GIVEN REQUEST: Go through the entries below and print each one exactly, leaving out pictures.

MATERIAL TO PROCESS:
***

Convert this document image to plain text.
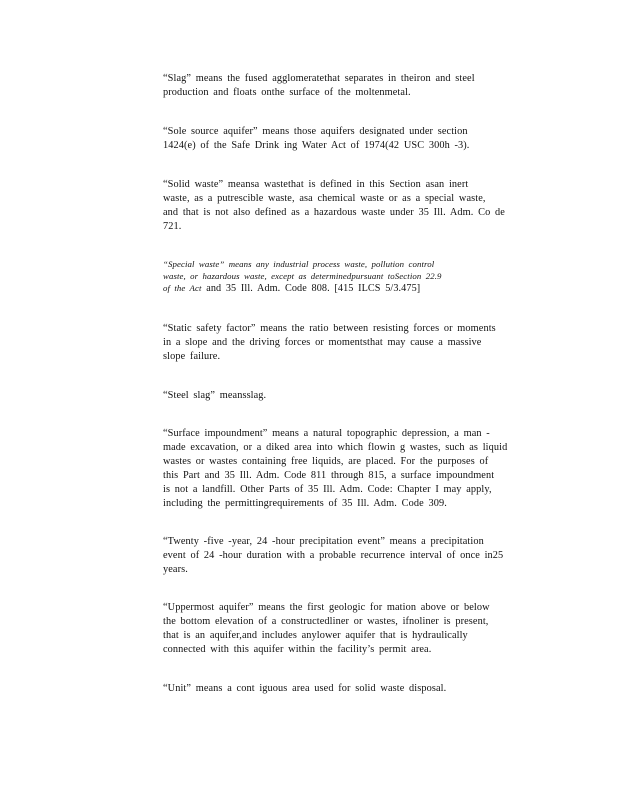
“Slag” means the fused agglomeratethat separates in theiron and steel
production and floats onthe surface of the moltenmetal.
“Sole source aquifer” means those aquifers designated under section
1424(e) of the Safe Drink ing Water Act of 1974(42 USC 300h -3).
“Solid waste” meansa wastethat is defined in this Section asan inert
waste, as a putrescible waste, asa chemical waste or as a special waste,
and that is not also defined as a hazardous waste under 35 Ill. Adm. Co de
721.
“Special waste” means any industrial process waste, pollution control
waste, or hazardous waste, except as determinedpursuant toSection 22.9
of the Act and 35 Ill. Adm. Code 808. [415 ILCS 5/3.475]
“Static safety factor” means the ratio between resisting forces or moments
in a slope and the driving forces or momentsthat may cause a massive
slope failure.
“Steel slag” meansslag.
“Surface impoundment” means a natural topographic depression, a man -
made excavation, or a diked area into which flowin g wastes, such as liquid
wastes or wastes containing free liquids, are placed. For the purposes of
this Part and 35 Ill. Adm. Code 811 through 815, a surface impoundment
is not a landfill. Other Parts of 35 Ill. Adm. Code: Chapter I may apply,
including the permittingrequirements of 35 Ill. Adm. Code 309.
“Twenty -five -year, 24 -hour precipitation event” means a precipitation
event of 24 -hour duration with a probable recurrence interval of once in25
years.
“Uppermost aquifer” means the first geologic for mation above or below
the bottom elevation of a constructedliner or wastes, ifnoliner is present,
that is an aquifer,and includes anylower aquifer that is hydraulically
connected with this aquifer within the facility’s permit area.
“Unit” means a cont iguous area used for solid waste disposal.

***

WRITTEN RESPONSE:
Convert this document image to plain text.
“Slag” means the fused agglomeratethat separates in theiron and steel
production and floats onthe surface of the moltenmetal.
“Sole source aquifer” means those aquifers designated under section
1424(e) of the Safe Drink ing Water Act of 1974(42 USC 300h -3).
“Solid waste” meansa wastethat is defined in this Section asan inert
waste, as a putrescible waste, asa chemical waste or as a special waste,
and that is not also defined as a hazardous waste under 35 Ill. Adm. Co de
721.
“Special waste” means any industrial process waste, pollution control
waste, or hazardous waste, except as determinedpursuant toSection 22.9
of the Act and 35 Ill. Adm. Code 808. [415 ILCS 5/3.475]
“Static safety factor” means the ratio between resisting forces or moments
in a slope and the driving forces or momentsthat may cause a massive
slope failure.
“Steel slag” meansslag.
“Surface impoundment” means a natural topographic depression, a man -
made excavation, or a diked area into which flowin g wastes, such as liquid
wastes or wastes containing free liquids, are placed. For the purposes of
this Part and 35 Ill. Adm. Code 811 through 815, a surface impoundment
is not a landfill. Other Parts of 35 Ill. Adm. Code: Chapter I may apply,
including the permittingrequirements of 35 Ill. Adm. Code 309.
“Twenty -five -year, 24 -hour precipitation event” means a precipitation
event of 24 -hour duration with a probable recurrence interval of once in25
years.
“Uppermost aquifer” means the first geologic for mation above or below
the bottom elevation of a constructedliner or wastes, ifnoliner is present,
that is an aquifer,and includes anylower aquifer that is hydraulically
connected with this aquifer within the facility’s permit area.
“Unit” means a cont iguous area used for solid waste disposal.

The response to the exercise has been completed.